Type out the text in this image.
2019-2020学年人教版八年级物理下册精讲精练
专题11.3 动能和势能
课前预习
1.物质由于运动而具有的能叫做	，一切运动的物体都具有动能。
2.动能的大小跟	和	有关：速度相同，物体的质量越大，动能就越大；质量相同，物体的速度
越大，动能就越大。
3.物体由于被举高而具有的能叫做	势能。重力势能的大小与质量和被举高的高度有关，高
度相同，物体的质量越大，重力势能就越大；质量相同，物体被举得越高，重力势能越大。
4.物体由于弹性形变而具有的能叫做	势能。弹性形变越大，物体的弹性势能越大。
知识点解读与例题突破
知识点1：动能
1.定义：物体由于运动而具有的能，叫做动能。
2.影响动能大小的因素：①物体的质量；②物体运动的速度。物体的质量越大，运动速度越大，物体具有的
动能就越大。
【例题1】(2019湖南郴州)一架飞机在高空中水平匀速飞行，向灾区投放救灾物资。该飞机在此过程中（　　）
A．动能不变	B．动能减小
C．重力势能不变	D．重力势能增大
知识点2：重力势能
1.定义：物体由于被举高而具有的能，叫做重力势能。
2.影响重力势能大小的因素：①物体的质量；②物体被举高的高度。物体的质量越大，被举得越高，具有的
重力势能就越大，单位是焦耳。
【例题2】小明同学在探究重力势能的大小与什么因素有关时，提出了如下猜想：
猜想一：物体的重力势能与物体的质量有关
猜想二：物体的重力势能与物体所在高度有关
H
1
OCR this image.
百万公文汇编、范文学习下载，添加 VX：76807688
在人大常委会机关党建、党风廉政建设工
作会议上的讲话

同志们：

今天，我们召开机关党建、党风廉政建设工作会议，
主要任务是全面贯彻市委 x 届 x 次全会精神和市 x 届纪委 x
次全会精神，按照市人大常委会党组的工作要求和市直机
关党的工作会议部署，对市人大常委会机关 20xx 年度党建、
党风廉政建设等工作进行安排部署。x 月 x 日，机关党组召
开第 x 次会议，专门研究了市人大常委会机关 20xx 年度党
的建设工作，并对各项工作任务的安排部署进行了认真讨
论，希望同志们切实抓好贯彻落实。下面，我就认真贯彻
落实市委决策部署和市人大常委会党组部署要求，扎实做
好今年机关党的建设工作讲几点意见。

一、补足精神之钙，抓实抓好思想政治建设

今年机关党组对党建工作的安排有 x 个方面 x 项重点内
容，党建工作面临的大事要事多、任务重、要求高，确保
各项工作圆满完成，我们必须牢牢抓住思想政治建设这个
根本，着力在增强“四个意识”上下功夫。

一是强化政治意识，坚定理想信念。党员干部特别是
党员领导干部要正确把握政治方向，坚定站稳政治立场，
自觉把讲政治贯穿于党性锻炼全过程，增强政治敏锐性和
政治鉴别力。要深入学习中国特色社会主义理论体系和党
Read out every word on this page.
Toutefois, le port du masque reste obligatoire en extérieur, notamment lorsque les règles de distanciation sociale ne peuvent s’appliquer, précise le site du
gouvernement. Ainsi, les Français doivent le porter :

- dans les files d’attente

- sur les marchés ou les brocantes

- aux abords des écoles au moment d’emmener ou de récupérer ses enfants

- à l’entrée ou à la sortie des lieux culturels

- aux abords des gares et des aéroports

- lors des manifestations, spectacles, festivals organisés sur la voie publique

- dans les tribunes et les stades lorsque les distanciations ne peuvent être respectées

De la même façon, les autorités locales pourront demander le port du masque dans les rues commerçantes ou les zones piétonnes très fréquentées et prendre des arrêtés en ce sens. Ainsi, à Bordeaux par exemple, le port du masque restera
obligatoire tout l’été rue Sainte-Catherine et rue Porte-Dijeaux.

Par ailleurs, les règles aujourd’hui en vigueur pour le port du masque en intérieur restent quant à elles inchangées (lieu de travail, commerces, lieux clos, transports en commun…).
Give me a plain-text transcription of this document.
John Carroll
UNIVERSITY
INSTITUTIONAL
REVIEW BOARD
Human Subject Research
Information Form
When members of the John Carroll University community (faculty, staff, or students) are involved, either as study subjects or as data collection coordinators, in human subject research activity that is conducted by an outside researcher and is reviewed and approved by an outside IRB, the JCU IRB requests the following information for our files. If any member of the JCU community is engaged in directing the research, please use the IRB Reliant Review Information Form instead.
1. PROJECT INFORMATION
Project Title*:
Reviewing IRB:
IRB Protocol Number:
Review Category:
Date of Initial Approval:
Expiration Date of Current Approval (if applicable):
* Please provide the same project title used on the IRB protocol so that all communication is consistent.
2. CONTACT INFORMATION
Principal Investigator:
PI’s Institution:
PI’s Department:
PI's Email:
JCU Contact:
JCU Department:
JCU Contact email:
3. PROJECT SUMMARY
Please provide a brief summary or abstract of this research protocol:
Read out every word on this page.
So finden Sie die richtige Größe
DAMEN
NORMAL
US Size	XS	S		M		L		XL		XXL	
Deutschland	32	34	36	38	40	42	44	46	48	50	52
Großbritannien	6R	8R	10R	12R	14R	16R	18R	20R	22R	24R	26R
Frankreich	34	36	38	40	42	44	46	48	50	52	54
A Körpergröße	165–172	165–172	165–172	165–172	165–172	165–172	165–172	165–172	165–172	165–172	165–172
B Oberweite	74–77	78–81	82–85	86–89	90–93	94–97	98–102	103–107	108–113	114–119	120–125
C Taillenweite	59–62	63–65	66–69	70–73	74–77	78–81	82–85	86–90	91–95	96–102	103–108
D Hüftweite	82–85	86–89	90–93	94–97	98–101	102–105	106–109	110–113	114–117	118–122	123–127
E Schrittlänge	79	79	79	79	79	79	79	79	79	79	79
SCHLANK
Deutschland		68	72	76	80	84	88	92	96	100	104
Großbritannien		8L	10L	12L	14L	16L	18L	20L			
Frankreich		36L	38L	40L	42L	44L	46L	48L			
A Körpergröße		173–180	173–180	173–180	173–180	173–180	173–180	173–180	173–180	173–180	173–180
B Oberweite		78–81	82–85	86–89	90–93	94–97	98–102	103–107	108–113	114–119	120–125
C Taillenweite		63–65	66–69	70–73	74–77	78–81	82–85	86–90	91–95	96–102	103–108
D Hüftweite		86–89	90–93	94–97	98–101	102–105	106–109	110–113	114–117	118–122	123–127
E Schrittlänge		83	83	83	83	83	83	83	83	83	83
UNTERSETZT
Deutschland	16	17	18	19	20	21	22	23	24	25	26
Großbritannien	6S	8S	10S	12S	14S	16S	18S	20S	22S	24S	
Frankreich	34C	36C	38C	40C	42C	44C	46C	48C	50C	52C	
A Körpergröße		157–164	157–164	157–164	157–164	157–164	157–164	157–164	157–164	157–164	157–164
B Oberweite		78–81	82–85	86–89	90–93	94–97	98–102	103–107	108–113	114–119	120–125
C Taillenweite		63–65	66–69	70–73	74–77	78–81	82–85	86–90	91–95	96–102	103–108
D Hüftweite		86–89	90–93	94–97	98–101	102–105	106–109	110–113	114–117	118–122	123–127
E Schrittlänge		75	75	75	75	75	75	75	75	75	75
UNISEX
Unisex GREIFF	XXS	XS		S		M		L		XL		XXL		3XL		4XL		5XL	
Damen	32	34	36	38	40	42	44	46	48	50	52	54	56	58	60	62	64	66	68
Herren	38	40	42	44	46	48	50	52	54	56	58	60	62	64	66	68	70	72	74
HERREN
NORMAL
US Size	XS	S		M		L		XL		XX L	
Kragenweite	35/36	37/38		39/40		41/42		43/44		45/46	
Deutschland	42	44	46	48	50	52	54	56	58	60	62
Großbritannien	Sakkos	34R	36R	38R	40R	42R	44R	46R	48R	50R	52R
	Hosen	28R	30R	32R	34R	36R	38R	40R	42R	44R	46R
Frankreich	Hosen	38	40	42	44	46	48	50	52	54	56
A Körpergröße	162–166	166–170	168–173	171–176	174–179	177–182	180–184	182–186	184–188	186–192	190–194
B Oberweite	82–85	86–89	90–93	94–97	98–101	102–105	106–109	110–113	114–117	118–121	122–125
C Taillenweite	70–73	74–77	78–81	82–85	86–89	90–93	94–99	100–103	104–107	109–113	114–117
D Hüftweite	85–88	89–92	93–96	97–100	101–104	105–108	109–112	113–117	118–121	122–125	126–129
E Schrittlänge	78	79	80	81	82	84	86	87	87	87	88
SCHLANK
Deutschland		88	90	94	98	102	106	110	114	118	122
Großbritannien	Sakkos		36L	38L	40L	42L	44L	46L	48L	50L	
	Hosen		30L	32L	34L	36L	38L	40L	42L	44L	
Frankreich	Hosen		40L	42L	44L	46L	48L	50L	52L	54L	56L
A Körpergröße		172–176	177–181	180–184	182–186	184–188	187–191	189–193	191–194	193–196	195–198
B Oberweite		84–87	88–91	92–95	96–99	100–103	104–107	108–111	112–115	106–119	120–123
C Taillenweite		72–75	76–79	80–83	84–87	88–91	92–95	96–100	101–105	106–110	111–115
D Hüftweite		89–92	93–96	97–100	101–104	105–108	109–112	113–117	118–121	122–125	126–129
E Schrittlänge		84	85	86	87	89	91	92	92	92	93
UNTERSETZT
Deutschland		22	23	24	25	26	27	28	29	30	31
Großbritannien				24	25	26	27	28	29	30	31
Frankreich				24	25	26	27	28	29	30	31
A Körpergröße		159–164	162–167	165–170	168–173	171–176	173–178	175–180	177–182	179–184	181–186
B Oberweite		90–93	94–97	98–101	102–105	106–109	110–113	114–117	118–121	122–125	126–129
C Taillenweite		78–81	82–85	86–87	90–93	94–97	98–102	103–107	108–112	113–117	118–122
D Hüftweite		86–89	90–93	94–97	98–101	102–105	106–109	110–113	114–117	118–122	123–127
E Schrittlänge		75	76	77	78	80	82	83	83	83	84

## Your goal
Find the lines with the string "text" and reproduce them.

## The output
Type out the text in this image.
Give me a plain-text transcription of this document.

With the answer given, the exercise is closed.